:: Supplied material

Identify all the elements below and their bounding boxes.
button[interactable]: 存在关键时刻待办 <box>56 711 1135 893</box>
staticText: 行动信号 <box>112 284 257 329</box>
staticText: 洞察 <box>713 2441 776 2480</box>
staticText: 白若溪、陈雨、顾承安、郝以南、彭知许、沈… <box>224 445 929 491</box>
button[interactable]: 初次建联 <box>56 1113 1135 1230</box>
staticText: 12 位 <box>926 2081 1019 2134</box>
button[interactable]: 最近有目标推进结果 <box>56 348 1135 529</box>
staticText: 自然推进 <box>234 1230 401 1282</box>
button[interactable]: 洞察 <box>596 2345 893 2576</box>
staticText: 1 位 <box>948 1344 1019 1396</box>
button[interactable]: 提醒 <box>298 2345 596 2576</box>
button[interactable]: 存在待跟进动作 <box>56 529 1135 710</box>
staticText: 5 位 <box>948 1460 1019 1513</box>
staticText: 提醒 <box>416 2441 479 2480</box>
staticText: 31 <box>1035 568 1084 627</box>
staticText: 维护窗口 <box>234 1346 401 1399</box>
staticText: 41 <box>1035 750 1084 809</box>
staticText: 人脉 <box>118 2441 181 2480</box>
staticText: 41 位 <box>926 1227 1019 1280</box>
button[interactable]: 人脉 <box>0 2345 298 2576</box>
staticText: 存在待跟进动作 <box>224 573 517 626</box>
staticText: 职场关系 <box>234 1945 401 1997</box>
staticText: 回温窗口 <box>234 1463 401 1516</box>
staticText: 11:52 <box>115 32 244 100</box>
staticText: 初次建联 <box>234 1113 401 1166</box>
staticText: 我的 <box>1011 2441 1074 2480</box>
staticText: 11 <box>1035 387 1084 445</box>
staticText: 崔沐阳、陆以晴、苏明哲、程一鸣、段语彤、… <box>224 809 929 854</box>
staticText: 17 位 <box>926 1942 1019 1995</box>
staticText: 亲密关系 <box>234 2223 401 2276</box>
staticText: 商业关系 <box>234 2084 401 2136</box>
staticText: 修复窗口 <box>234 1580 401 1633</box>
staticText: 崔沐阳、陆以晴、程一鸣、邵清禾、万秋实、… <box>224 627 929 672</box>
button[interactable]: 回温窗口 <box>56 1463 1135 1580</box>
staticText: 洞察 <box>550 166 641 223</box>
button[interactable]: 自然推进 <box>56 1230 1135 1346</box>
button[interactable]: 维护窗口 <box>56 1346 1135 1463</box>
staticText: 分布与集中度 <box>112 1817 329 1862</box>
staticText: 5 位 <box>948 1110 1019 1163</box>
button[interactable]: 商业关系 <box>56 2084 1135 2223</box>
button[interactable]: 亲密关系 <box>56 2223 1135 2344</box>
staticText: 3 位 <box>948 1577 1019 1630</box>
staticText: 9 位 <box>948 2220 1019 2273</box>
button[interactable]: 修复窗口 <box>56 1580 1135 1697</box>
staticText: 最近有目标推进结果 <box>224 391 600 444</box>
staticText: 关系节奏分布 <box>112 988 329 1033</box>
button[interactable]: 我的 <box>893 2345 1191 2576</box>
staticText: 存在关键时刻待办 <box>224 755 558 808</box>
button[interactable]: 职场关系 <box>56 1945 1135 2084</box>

::::

What is required :: Switch every "staticText" in the rows above to "label", and write out all the rows again with nothing else changed.

Solution to this task ::
Identify all the elements below and their bounding boxes.
button[interactable]: 存在关键时刻待办 <box>56 711 1135 893</box>
label: 行动信号 <box>112 284 257 329</box>
label: 洞察 <box>713 2441 776 2480</box>
label: 白若溪、陈雨、顾承安、郝以南、彭知许、沈… <box>224 445 929 491</box>
button[interactable]: 初次建联 <box>56 1113 1135 1230</box>
label: 12 位 <box>926 2081 1019 2134</box>
button[interactable]: 最近有目标推进结果 <box>56 348 1135 529</box>
label: 自然推进 <box>234 1230 401 1282</box>
button[interactable]: 洞察 <box>596 2345 893 2576</box>
label: 1 位 <box>948 1344 1019 1396</box>
button[interactable]: 提醒 <box>298 2345 596 2576</box>
button[interactable]: 存在待跟进动作 <box>56 529 1135 710</box>
label: 5 位 <box>948 1460 1019 1513</box>
label: 提醒 <box>416 2441 479 2480</box>
label: 31 <box>1035 568 1084 627</box>
label: 维护窗口 <box>234 1346 401 1399</box>
label: 41 <box>1035 750 1084 809</box>
label: 人脉 <box>118 2441 181 2480</box>
label: 41 位 <box>926 1227 1019 1280</box>
button[interactable]: 人脉 <box>0 2345 298 2576</box>
label: 存在待跟进动作 <box>224 573 517 626</box>
label: 职场关系 <box>234 1945 401 1997</box>
label: 回温窗口 <box>234 1463 401 1516</box>
label: 11:52 <box>115 32 244 100</box>
label: 初次建联 <box>234 1113 401 1166</box>
label: 我的 <box>1011 2441 1074 2480</box>
label: 11 <box>1035 387 1084 445</box>
label: 崔沐阳、陆以晴、苏明哲、程一鸣、段语彤、… <box>224 809 929 854</box>
label: 17 位 <box>926 1942 1019 1995</box>
label: 亲密关系 <box>234 2223 401 2276</box>
label: 商业关系 <box>234 2084 401 2136</box>
label: 修复窗口 <box>234 1580 401 1633</box>
label: 崔沐阳、陆以晴、程一鸣、邵清禾、万秋实、… <box>224 627 929 672</box>
button[interactable]: 回温窗口 <box>56 1463 1135 1580</box>
label: 洞察 <box>550 166 641 223</box>
button[interactable]: 自然推进 <box>56 1230 1135 1346</box>
button[interactable]: 维护窗口 <box>56 1346 1135 1463</box>
label: 分布与集中度 <box>112 1817 329 1862</box>
label: 5 位 <box>948 1110 1019 1163</box>
button[interactable]: 商业关系 <box>56 2084 1135 2223</box>
button[interactable]: 亲密关系 <box>56 2223 1135 2344</box>
label: 3 位 <box>948 1577 1019 1630</box>
label: 9 位 <box>948 2220 1019 2273</box>
button[interactable]: 修复窗口 <box>56 1580 1135 1697</box>
label: 最近有目标推进结果 <box>224 391 600 444</box>
label: 关系节奏分布 <box>112 988 329 1033</box>
button[interactable]: 我的 <box>893 2345 1191 2576</box>
label: 存在关键时刻待办 <box>224 755 558 808</box>
button[interactable]: 职场关系 <box>56 1945 1135 2084</box>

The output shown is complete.